Only the lines holding the string "horizontal" are needed. Copy each one.

[SUPPLIED MATERIAL]
● ● ● ● ●

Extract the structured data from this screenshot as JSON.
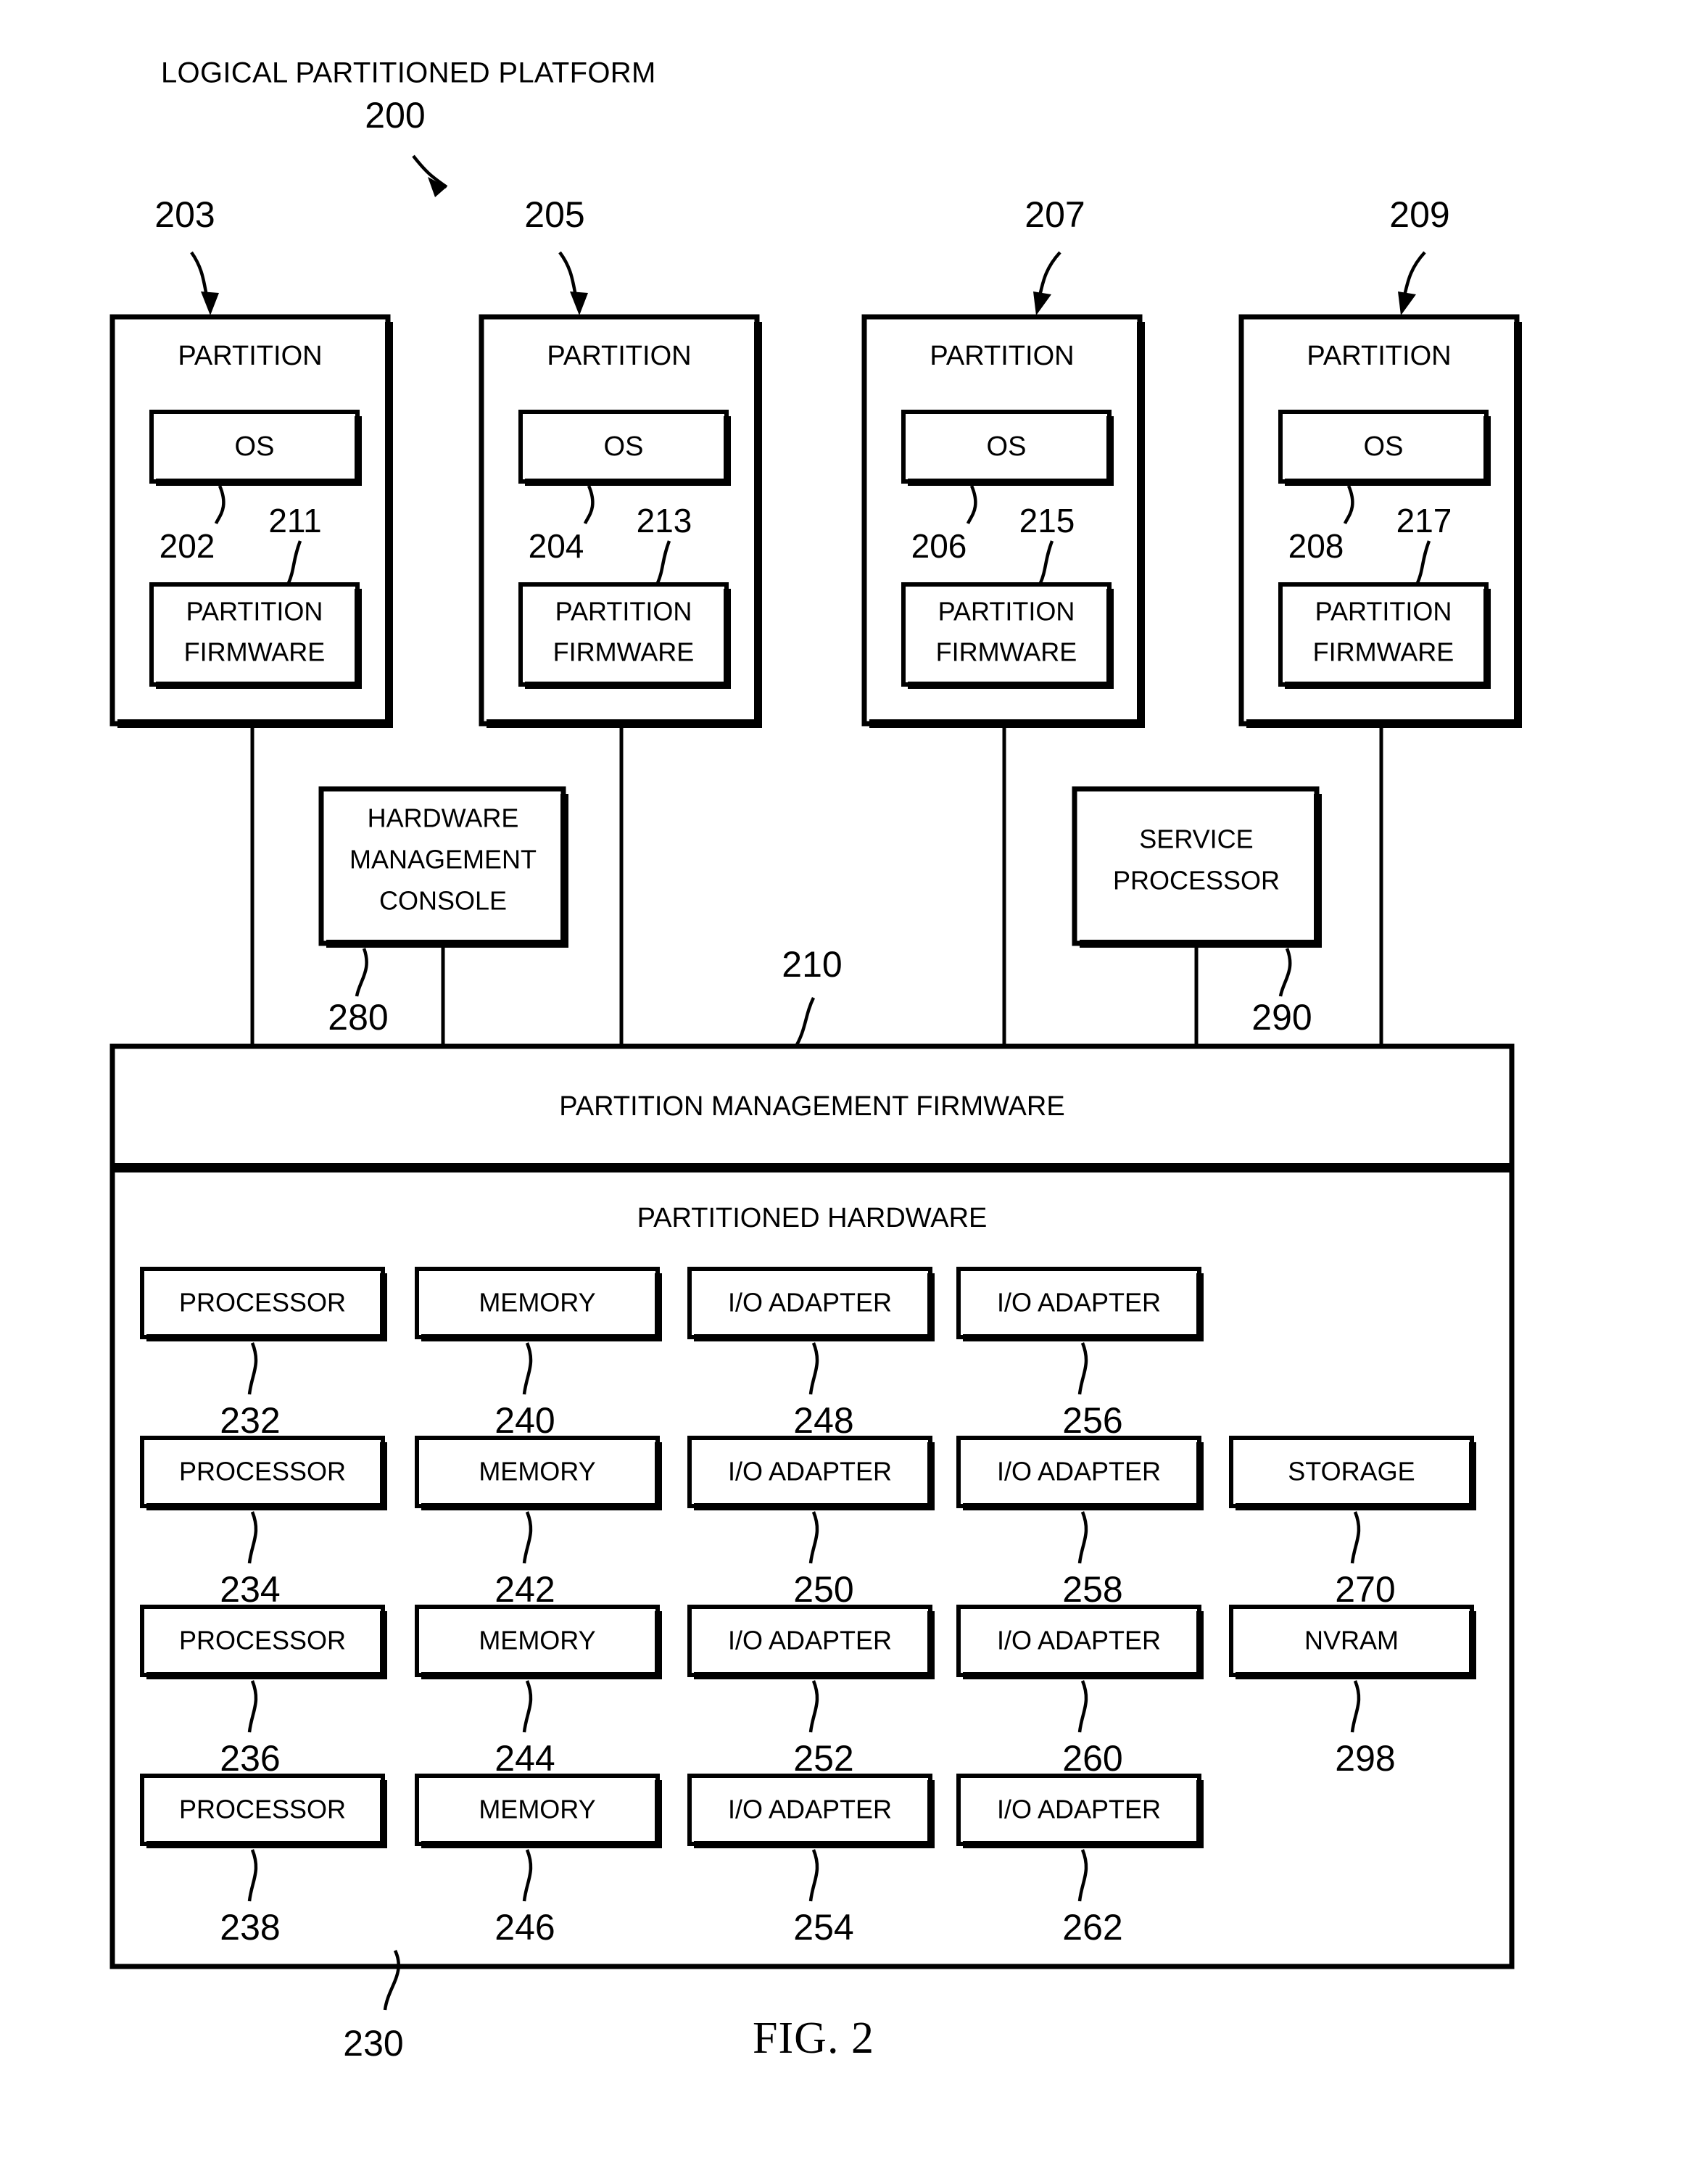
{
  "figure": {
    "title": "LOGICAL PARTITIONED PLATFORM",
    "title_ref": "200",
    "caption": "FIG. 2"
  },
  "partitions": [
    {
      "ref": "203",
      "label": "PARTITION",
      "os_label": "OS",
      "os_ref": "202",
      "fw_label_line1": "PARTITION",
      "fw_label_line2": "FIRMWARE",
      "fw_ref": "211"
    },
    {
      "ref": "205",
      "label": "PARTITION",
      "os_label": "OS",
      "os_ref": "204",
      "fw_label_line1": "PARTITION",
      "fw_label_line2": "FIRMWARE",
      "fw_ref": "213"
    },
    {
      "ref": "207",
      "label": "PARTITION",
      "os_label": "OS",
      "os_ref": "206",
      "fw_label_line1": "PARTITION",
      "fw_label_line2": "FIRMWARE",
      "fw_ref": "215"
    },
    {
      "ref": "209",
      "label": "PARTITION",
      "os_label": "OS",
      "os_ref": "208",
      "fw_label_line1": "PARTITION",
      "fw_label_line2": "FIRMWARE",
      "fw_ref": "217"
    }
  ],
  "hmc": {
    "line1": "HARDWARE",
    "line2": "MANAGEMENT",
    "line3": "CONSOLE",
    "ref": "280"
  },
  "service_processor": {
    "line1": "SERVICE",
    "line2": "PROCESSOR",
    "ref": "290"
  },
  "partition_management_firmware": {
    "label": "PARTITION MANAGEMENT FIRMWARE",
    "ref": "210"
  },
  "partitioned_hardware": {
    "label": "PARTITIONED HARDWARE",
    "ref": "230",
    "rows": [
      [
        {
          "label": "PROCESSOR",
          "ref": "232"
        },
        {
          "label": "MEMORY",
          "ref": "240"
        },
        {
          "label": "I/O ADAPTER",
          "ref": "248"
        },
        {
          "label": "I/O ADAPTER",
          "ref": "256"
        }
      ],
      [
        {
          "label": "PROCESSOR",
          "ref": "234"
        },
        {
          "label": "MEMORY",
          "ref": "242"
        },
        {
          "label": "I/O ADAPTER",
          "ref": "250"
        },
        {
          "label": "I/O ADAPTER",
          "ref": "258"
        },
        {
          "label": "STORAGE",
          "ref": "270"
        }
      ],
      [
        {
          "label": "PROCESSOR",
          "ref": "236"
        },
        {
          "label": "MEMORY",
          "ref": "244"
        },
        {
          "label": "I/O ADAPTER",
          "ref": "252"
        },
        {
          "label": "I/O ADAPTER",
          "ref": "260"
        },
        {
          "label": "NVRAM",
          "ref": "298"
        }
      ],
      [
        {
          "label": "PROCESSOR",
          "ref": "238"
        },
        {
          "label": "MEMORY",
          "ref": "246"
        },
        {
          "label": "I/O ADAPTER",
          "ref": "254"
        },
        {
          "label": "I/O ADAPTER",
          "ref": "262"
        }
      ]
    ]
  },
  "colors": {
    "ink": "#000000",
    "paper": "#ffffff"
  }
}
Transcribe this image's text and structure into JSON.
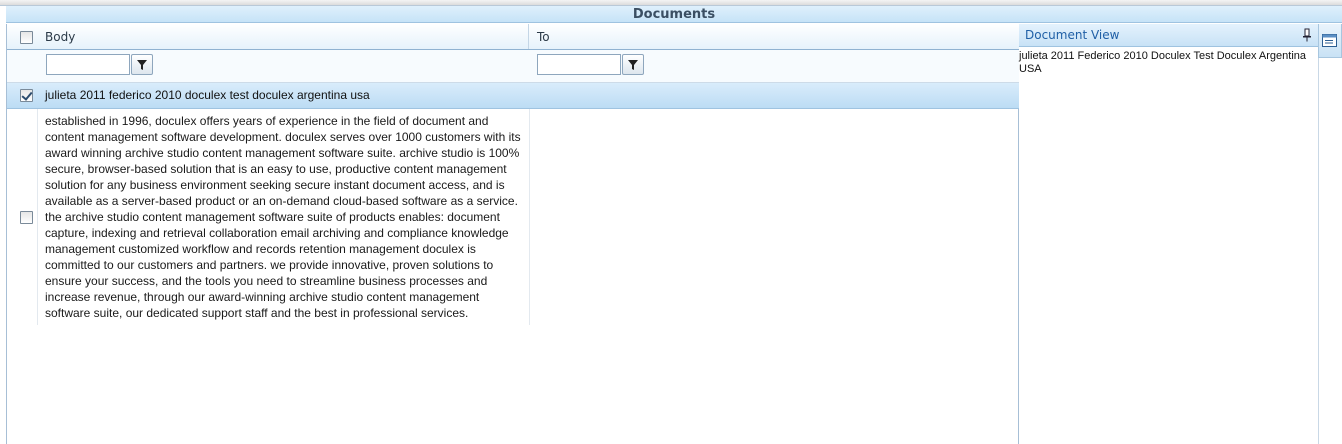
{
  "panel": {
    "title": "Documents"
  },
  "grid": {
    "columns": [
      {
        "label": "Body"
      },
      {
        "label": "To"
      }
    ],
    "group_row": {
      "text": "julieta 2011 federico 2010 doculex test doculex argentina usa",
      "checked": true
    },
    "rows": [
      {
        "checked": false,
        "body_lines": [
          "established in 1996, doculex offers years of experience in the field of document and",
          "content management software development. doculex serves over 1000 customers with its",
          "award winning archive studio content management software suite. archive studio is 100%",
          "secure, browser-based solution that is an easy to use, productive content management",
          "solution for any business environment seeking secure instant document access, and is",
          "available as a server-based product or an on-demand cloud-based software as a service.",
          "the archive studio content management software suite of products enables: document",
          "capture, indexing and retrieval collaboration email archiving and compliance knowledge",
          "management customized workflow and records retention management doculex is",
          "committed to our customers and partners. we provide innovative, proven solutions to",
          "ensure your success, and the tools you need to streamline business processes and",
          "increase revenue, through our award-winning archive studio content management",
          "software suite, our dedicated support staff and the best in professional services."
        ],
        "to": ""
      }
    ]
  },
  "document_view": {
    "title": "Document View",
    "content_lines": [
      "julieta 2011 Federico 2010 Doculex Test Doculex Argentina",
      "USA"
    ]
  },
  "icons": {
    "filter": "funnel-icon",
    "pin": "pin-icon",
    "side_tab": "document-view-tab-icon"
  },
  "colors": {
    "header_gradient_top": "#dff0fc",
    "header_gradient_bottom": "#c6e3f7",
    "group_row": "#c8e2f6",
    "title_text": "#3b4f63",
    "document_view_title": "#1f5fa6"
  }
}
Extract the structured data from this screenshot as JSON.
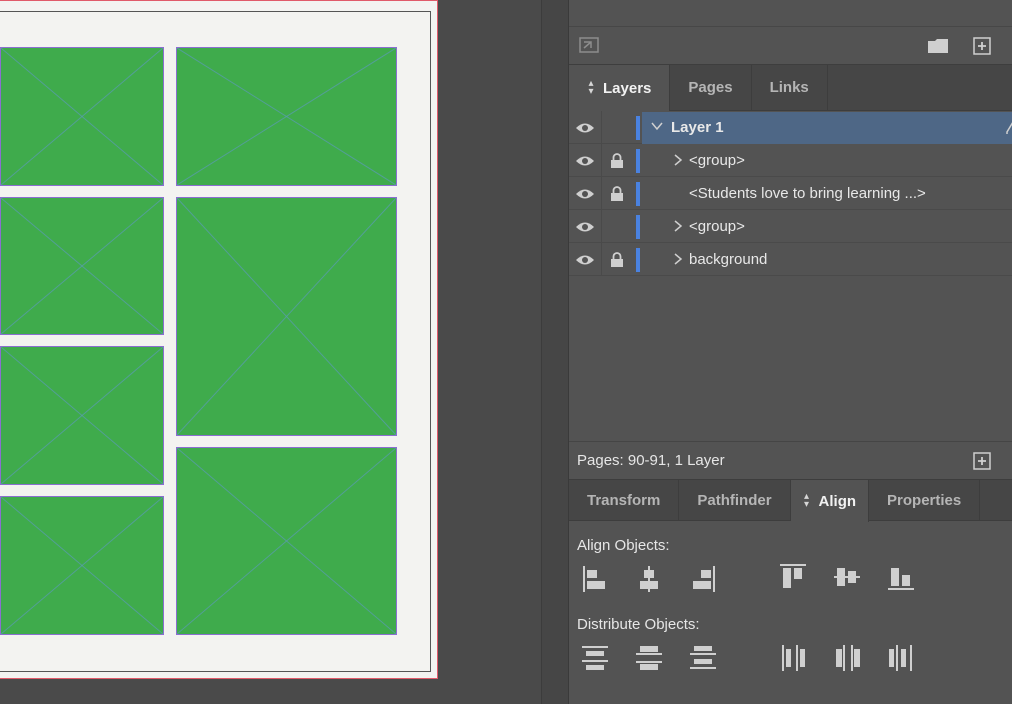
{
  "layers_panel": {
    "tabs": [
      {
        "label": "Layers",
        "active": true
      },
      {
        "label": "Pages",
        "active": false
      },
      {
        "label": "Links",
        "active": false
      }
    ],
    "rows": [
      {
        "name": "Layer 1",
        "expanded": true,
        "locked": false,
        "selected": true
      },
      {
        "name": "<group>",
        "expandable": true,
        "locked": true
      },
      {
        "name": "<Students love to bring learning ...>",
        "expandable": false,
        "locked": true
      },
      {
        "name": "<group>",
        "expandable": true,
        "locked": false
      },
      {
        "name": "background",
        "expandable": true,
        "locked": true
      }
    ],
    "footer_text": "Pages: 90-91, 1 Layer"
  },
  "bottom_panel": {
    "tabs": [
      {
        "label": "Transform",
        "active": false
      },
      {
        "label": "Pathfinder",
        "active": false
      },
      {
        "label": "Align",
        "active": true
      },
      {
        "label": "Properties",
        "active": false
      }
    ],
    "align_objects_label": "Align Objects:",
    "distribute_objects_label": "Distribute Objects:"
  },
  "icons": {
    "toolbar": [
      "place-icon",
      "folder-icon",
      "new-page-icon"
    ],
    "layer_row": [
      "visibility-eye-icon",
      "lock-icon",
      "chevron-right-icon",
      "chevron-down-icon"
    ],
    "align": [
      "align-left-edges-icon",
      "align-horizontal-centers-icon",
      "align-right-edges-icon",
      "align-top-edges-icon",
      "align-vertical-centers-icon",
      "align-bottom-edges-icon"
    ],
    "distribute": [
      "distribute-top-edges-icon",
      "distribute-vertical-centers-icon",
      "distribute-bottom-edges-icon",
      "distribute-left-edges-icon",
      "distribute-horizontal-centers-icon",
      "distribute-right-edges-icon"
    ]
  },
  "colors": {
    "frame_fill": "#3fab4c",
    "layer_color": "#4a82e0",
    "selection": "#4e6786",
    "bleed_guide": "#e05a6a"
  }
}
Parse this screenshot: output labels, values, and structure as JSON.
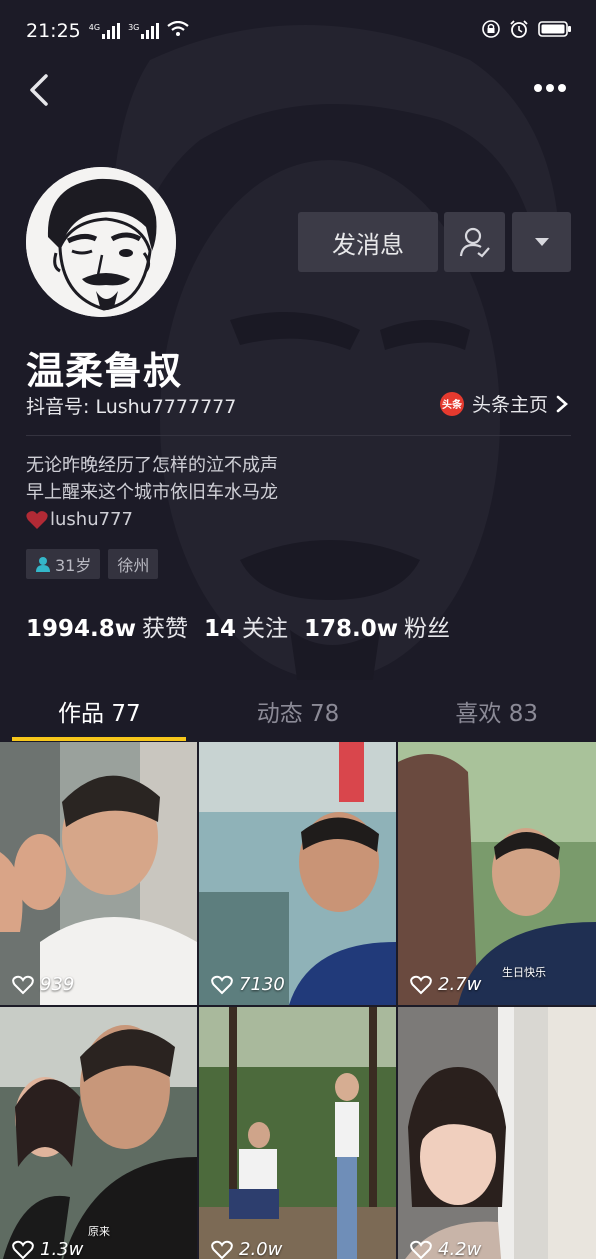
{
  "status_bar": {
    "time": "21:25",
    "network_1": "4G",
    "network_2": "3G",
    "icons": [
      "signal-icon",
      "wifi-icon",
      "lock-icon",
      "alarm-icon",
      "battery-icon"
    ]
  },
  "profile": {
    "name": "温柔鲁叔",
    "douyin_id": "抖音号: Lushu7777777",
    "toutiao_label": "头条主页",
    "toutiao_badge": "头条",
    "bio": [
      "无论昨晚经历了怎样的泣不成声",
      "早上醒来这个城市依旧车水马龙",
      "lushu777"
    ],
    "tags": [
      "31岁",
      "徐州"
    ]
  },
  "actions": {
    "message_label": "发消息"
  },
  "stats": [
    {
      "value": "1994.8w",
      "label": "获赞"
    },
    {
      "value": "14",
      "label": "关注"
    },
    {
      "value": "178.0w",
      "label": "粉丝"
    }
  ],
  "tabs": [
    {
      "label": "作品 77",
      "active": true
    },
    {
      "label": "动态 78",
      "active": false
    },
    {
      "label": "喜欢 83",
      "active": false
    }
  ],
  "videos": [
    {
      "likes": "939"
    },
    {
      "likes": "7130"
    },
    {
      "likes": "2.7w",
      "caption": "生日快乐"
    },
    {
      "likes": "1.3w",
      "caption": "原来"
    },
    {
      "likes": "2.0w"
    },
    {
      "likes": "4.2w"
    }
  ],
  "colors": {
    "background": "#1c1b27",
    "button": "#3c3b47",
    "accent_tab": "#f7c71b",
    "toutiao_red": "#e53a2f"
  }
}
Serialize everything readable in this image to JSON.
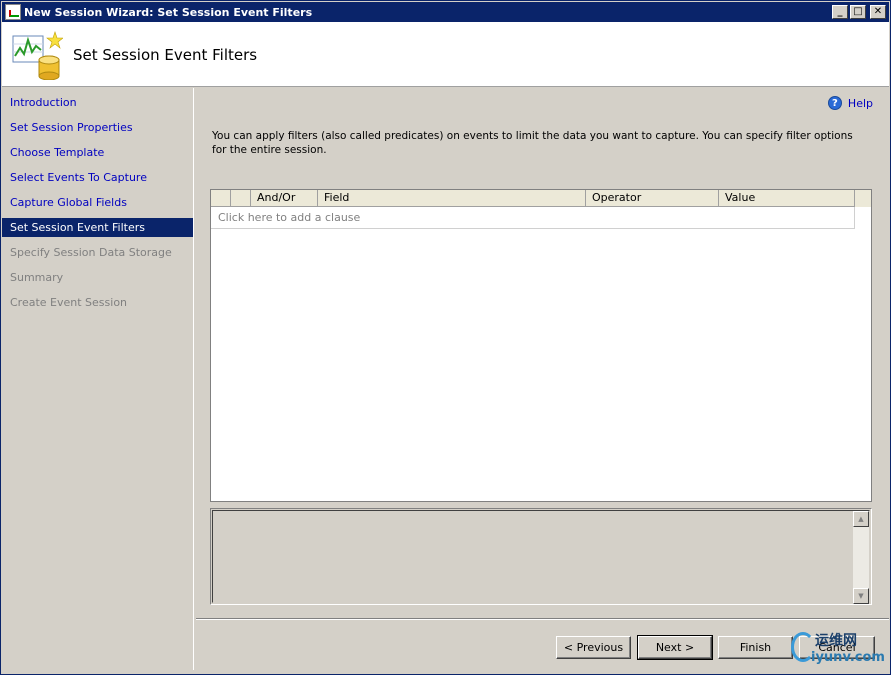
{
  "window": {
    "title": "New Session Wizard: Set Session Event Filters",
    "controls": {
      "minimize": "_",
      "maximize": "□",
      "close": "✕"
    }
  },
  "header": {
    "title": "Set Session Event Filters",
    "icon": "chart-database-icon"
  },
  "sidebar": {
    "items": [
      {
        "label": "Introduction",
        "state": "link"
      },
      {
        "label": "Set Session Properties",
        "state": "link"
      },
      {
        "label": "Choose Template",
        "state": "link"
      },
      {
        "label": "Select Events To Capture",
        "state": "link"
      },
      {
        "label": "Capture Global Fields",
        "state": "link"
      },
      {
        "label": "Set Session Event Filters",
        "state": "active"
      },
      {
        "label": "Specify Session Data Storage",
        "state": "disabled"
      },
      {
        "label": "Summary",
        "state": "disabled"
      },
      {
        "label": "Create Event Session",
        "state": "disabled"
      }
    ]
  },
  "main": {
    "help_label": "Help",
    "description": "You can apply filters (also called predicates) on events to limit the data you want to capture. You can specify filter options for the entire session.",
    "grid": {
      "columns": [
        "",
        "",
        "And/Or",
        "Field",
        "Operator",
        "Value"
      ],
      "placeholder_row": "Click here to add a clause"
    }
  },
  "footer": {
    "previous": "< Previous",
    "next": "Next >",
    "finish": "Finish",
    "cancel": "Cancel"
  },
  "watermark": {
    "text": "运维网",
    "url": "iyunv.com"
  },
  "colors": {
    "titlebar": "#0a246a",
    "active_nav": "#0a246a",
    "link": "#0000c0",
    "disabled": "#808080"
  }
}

● ● ● ● ●

[CORRECT ANSWER]
      "align-horizontal-centers-icon",
      "distribute-horizontal-centers-icon",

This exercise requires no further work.